# [Consigne]
Selon le texte sur les pahiro, pourquoi la dominance de l'amont sur l'aval est-elle d'autant plus inquiétante lorsque le glissement se produit en altitude ? Répondez en une à trois phrases.

# [Extrait à lire]
===============

37C’est l’ampleur des dénivelées qui déterminera le volume des matériaux mobilisés par ces pahiro, qui peut varier de quelques dizaines de mètres cube à plusieurs millions de mètres cube. En haute montagne ou dans les sections en gorge des rivières les plus puissantes (Buri Gandaki, Marsyangdi, Kali Gandaki), des écroulements de parois rocheuses de forte magnitude peuvent se produire17, mais leur fréquence dans le temps reste faible, même si localement certains secteurs apparaissent particulièrement menaçants, comme la vallée de la Kali Gandaki, au niveau de Таtopani18. La situation la plus commune est liée au dispositif en marche d’escalier des reliefs (orientés est-ouest), qui opposent des fronts abrupts et rocheux, tournés vers le sud, où des éboulements se produisent par intermittence, et des longs revers, en pente douce et ombrée, sièges plutôt de glissements-coulées (photos 29 et 30), souvent d’ailleurs repris par des ravinements19. Ces glissements peuvent être complexes et évoluer rapidement, comme le pahiro de Jharlang, dans l’Ankhu Khola20. On constate par ailleurs qu’une bonne part des versants actuellement affectés par les mouvements de terrain sont des versants ayant été antérieurement déstabilisés, comme à Salmé21 : il y a ainsi un effet de dominance sur la durée.

38Enfin, le déclenchement brutal d’un pahiro peut avoir des conséquences directes sur les fonds de vallée ; en effet, la masse glissée peut obstruer temporairement la vallée, bloquer les écoulements de la rivière, et entraîner la formation d’une retenue lacustre en amont, menaçant du même coup de submersion les populations installées en amont, tandis que les villages situés en aval sont sous la menace d’une rupture brutale du barrage et d’une inondation catastrophique.

39Cette dominance de l’amont sur l’aval, du versant sur le lit de la rivière, est d’autant plus inquiétante que le glissement se produit en altitude (parfois même dans la zone des glaciers), loin des zones habitées et du regard de témoins éventuellement susceptibles de donner l’alerte22. C’est en particulier le cas des coulées de débris qui, déclenchées par des épisodes de fusion rapide de la neige en altitude (souvent liés à un réchauffement brutal de l’atmosphère), dévalent en quelques minutes les couloirs torrentiels pour détruire les installations humaines en contrebas (la ferme expérimentale de Marpha et les vergers nouvellement plantés furent ainsi en grande partie détruits en 1973). Les ruptures de lacs glaciaires d’altitude sont également très redoutables23. Ces phénomènes de grande ampleur sont caractéristiques des moyennes et hautes montagnes associées à la Haute Chaîne.

===============

# [Données affichées]
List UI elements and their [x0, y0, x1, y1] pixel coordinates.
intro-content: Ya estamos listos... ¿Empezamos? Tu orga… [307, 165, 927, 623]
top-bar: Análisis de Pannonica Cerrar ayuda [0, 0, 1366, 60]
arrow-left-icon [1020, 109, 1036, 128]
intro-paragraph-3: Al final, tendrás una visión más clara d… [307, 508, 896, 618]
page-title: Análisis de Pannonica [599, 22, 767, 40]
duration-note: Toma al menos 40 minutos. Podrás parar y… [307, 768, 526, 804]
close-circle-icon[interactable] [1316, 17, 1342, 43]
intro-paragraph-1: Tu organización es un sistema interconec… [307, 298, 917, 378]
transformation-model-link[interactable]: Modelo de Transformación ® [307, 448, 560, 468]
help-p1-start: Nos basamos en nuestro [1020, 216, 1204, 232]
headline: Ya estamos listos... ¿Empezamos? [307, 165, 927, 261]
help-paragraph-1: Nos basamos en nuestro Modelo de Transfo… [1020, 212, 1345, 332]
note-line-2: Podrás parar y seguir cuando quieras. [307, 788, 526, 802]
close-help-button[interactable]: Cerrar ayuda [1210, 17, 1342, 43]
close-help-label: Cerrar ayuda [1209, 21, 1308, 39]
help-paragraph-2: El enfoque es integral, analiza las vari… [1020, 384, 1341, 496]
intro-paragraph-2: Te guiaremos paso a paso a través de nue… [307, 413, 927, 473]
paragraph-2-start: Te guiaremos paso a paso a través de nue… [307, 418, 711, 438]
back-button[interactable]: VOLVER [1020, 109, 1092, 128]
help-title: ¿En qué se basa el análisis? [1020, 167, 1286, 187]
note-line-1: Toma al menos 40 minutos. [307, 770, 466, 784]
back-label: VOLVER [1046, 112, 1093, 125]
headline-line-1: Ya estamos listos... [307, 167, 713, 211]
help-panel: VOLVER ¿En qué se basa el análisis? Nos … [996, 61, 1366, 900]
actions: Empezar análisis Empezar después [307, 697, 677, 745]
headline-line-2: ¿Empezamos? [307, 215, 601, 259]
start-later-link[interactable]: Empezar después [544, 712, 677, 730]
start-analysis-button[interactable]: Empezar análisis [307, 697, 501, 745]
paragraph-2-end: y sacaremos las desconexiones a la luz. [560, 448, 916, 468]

===============

# [Réponse à la consigne]
En altitude, parfois même dans la zone des glaciers, le glissement se produit loin des zones habitées et du regard de témoins susceptibles de donner l'alerte. C'est en particulier le cas des coulées de débris déclenchées par une fusion rapide de la neige : elles dévalent en quelques minutes les couloirs torrentiels et détruisent les installations humaines en contrebas.